## Written problem
Everything in the data should be repeated exactly, save for the images.

>> BEGIN

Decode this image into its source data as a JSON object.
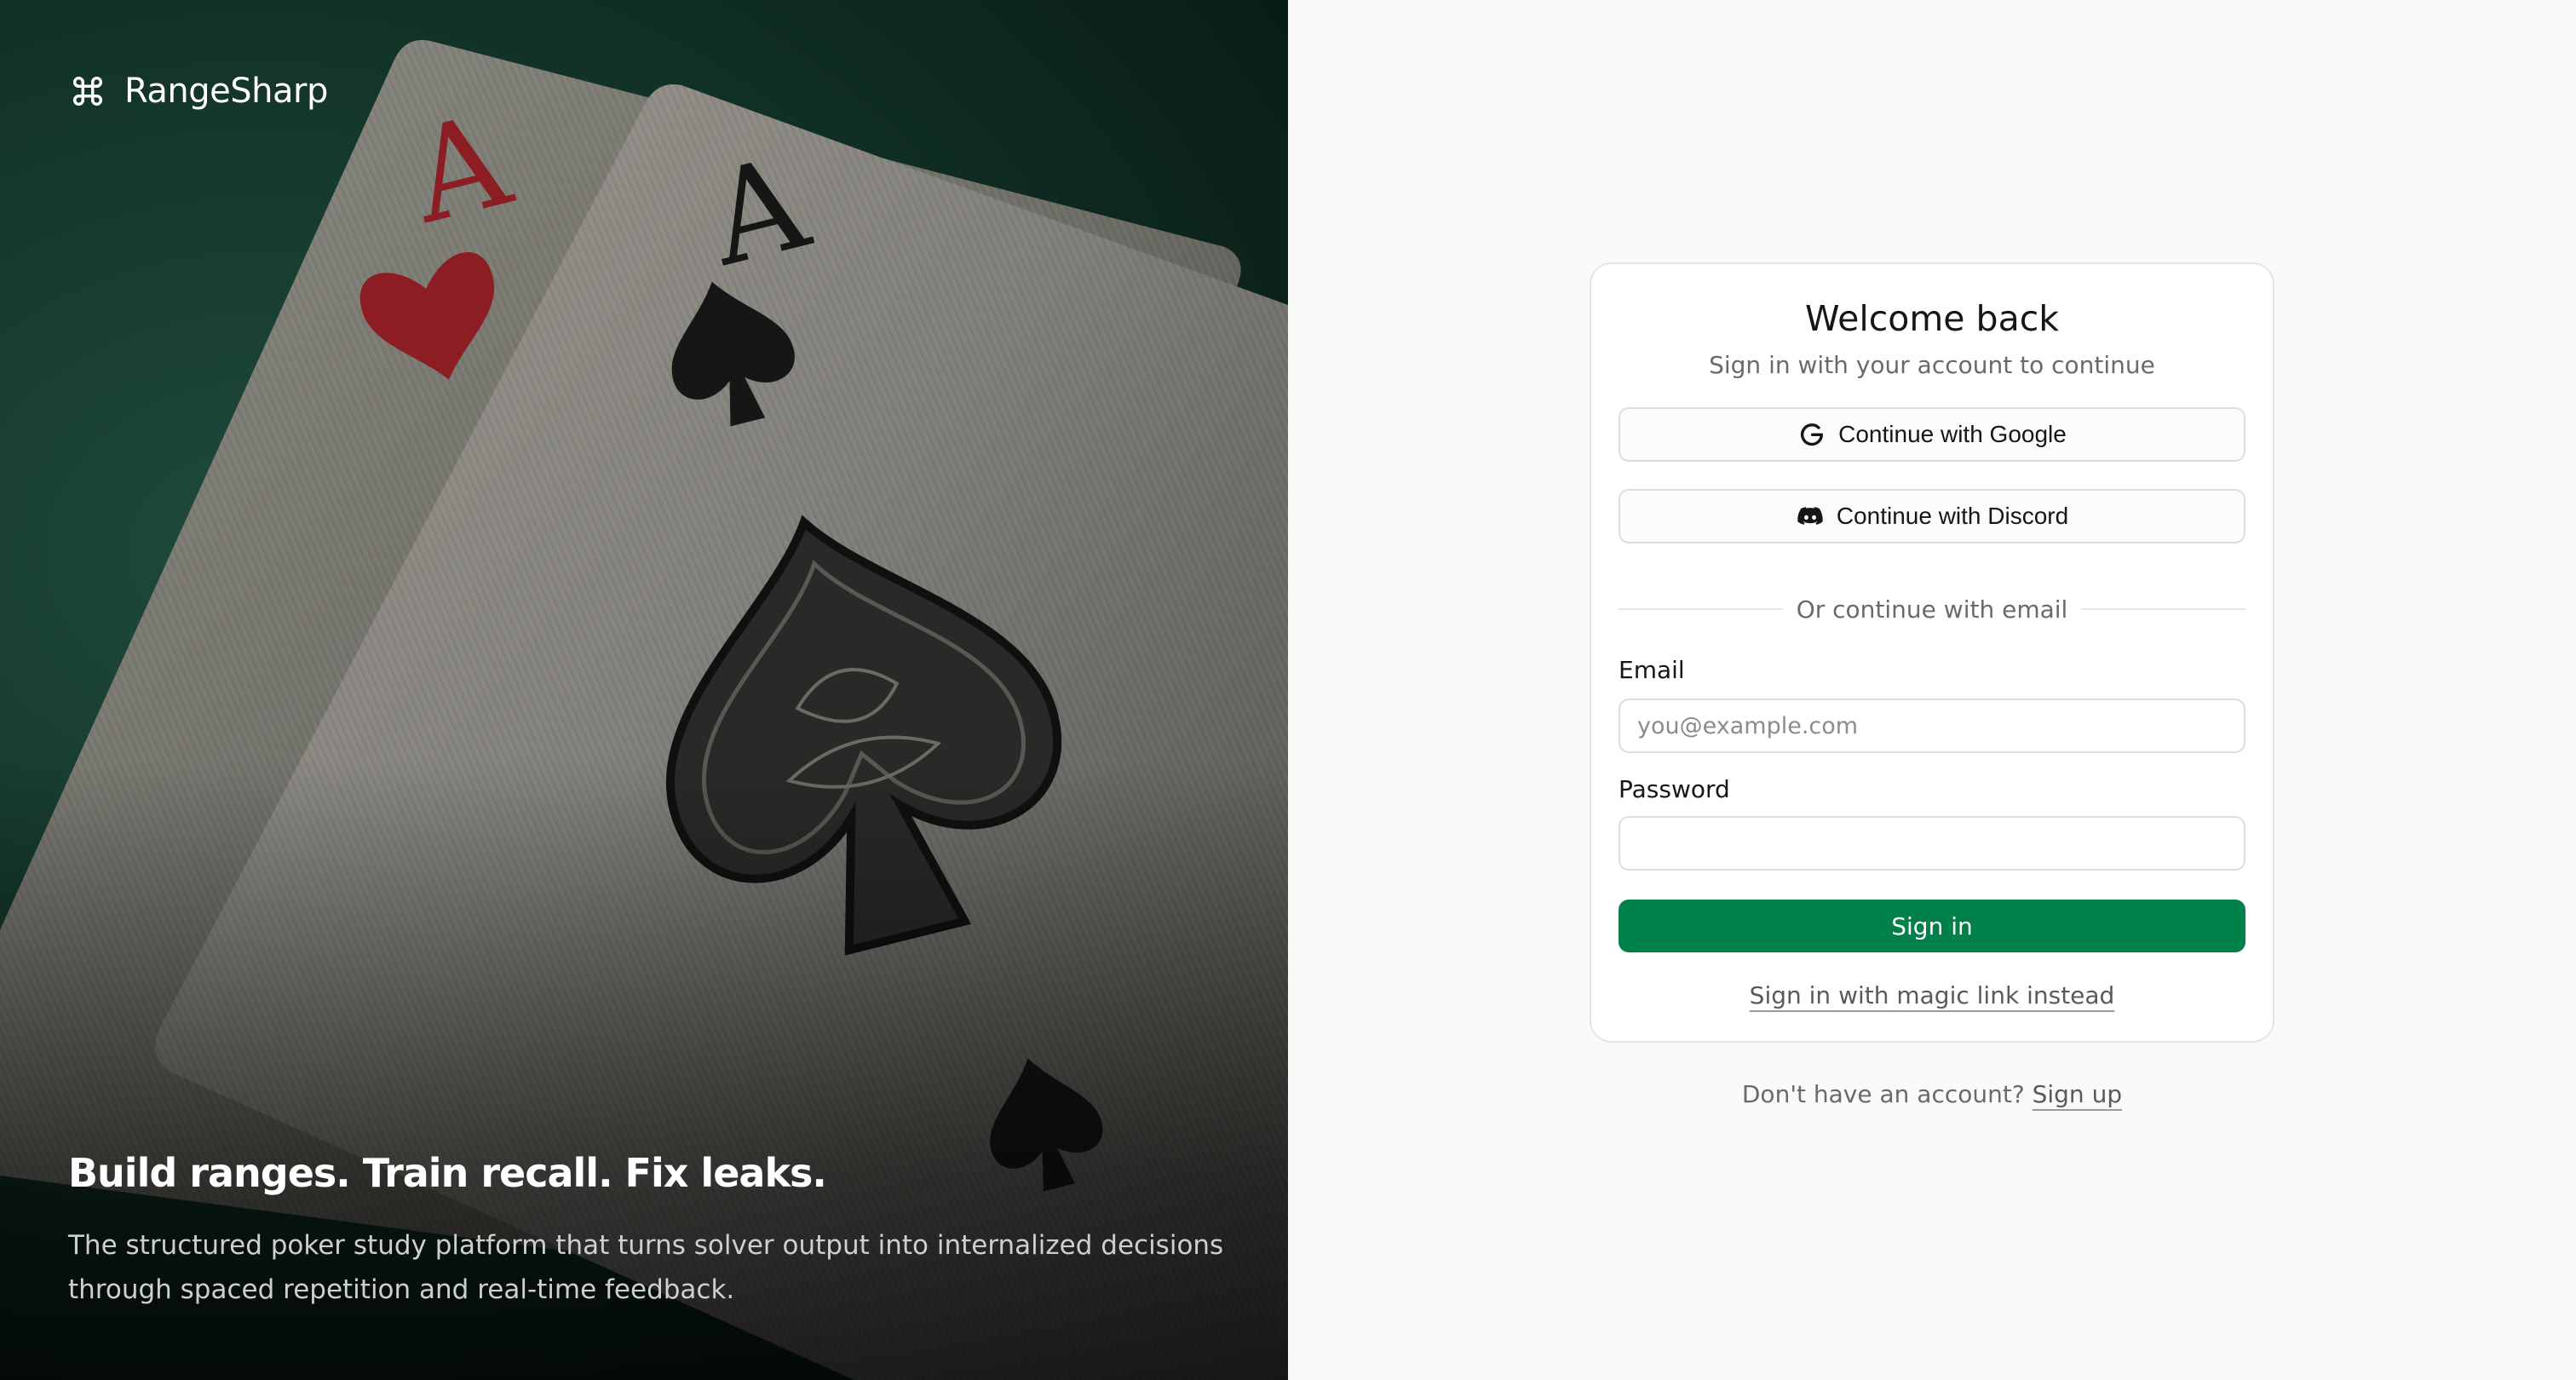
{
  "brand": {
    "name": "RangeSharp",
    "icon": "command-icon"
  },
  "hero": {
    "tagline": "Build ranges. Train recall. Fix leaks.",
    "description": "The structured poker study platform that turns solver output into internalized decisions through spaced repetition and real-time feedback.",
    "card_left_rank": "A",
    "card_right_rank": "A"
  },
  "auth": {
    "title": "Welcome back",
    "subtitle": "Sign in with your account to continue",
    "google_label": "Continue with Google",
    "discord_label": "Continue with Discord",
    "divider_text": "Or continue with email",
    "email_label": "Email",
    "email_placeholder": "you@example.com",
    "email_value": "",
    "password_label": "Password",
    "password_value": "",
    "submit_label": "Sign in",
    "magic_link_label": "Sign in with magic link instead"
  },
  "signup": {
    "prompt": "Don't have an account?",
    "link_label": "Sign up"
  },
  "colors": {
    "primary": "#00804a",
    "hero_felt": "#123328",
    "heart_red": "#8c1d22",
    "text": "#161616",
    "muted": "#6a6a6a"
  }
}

>> END

## Reply to the task
Decode this image into its source data as a JSON object.
{
  "brand": {
    "name": "RangeSharp",
    "icon": "command-icon"
  },
  "hero": {
    "tagline": "Build ranges. Train recall. Fix leaks.",
    "description": "The structured poker study platform that turns solver output into internalized decisions through spaced repetition and real-time feedback.",
    "card_left_rank": "A",
    "card_right_rank": "A"
  },
  "auth": {
    "title": "Welcome back",
    "subtitle": "Sign in with your account to continue",
    "google_label": "Continue with Google",
    "discord_label": "Continue with Discord",
    "divider_text": "Or continue with email",
    "email_label": "Email",
    "email_placeholder": "you@example.com",
    "email_value": "",
    "password_label": "Password",
    "password_value": "",
    "submit_label": "Sign in",
    "magic_link_label": "Sign in with magic link instead"
  },
  "signup": {
    "prompt": "Don't have an account?",
    "link_label": "Sign up"
  },
  "colors": {
    "primary": "#00804a",
    "hero_felt": "#123328",
    "heart_red": "#8c1d22",
    "text": "#161616",
    "muted": "#6a6a6a"
  }
}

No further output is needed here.